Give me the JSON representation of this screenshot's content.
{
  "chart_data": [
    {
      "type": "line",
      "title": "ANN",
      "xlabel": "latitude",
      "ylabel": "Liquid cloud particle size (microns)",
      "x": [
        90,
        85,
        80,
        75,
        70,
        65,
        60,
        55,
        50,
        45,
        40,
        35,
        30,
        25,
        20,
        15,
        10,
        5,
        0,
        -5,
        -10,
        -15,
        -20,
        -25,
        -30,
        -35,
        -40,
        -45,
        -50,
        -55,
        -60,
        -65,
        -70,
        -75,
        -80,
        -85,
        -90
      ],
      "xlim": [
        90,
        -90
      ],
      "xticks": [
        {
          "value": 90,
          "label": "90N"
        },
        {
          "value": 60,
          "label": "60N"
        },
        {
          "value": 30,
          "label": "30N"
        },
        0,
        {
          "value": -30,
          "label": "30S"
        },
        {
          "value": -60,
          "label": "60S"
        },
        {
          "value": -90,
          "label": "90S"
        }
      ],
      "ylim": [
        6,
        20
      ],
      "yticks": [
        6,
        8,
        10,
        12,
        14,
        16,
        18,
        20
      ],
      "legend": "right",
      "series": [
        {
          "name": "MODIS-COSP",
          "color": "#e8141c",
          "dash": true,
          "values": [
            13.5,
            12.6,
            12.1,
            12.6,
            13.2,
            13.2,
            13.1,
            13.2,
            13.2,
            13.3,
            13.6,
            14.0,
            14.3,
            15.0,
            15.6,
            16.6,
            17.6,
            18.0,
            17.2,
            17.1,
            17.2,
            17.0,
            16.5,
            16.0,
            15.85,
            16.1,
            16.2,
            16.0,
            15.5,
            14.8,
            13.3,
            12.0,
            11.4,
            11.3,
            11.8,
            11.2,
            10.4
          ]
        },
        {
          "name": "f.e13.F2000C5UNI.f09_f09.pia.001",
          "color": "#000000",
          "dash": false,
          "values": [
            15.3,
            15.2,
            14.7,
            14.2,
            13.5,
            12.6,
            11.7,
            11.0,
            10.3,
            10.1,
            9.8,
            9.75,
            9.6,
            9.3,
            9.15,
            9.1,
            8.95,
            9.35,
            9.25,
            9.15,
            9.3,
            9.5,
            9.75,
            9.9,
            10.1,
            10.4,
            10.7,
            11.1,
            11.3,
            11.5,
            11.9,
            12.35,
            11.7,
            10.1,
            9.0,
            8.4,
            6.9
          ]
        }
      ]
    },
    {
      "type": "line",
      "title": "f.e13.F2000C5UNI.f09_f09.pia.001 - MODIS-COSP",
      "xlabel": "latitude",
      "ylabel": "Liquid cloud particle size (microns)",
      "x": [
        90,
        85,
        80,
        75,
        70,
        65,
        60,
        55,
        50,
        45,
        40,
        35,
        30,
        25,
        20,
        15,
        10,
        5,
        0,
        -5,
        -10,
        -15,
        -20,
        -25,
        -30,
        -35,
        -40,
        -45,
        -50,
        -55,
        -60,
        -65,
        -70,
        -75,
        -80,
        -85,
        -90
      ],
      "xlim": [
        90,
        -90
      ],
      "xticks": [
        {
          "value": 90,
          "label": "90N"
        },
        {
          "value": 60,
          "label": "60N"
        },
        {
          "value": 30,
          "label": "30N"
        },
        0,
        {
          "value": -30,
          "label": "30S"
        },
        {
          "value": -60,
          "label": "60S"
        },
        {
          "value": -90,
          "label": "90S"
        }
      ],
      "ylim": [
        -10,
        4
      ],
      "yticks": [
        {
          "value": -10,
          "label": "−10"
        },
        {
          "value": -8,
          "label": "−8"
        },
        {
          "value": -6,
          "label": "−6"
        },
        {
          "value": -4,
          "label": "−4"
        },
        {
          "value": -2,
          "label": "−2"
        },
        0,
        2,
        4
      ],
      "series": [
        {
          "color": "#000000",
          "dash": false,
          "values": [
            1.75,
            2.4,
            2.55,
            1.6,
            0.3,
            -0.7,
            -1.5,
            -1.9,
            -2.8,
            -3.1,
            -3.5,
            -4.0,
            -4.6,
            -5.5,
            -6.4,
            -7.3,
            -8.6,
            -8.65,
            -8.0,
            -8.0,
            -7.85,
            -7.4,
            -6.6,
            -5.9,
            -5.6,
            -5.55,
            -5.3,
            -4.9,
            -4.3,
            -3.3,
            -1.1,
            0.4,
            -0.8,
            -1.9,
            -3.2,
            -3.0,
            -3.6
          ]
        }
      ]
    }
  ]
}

= = =

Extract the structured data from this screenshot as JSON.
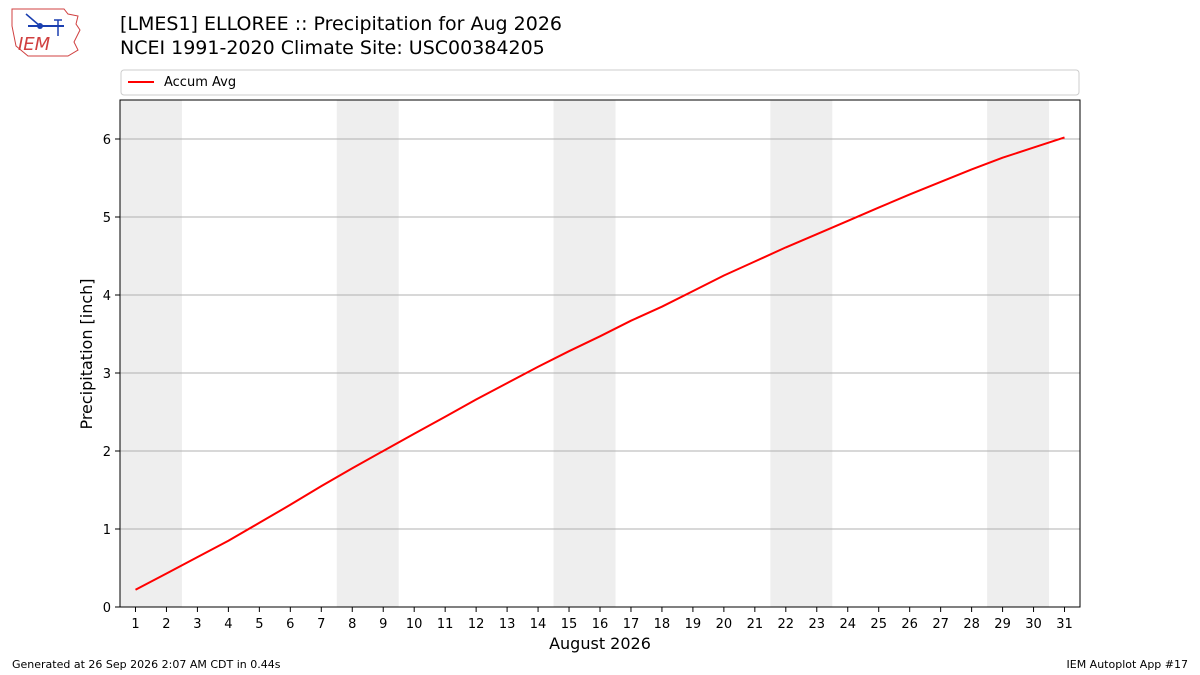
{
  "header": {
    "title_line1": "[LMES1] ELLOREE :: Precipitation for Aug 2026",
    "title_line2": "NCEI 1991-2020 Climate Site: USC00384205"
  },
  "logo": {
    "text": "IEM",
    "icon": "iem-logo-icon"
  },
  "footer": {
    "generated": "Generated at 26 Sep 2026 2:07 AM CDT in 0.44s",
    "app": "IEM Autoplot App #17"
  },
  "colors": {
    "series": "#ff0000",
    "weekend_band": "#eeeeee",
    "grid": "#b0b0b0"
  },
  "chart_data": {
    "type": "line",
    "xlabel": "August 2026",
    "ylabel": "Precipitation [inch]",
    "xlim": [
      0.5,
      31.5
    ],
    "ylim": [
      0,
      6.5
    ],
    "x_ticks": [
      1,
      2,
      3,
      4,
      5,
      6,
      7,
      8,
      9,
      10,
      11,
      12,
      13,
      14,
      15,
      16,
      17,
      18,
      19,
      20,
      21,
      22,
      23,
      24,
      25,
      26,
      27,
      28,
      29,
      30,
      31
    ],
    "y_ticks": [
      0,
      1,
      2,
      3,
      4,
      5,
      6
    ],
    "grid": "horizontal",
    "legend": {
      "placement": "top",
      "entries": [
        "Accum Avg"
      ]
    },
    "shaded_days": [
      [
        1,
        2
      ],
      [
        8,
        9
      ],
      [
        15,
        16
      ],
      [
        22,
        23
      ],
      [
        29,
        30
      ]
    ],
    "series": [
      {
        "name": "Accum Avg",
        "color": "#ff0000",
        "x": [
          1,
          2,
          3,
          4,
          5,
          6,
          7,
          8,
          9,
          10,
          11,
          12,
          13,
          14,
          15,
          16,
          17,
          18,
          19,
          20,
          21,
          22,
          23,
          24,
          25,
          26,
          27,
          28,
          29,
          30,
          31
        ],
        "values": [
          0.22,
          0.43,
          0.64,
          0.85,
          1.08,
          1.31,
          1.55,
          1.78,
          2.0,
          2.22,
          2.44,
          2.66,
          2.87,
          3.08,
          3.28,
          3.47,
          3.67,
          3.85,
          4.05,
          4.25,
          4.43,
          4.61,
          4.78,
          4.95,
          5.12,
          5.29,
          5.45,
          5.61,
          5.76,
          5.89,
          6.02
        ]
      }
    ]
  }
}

= = =

**What is being asked**
In the material above, show every line where the word "this" turns up.

**Correct response**
Give me the JSON representation of this screenshot's content.
Extract the structured data from this screenshot as JSON.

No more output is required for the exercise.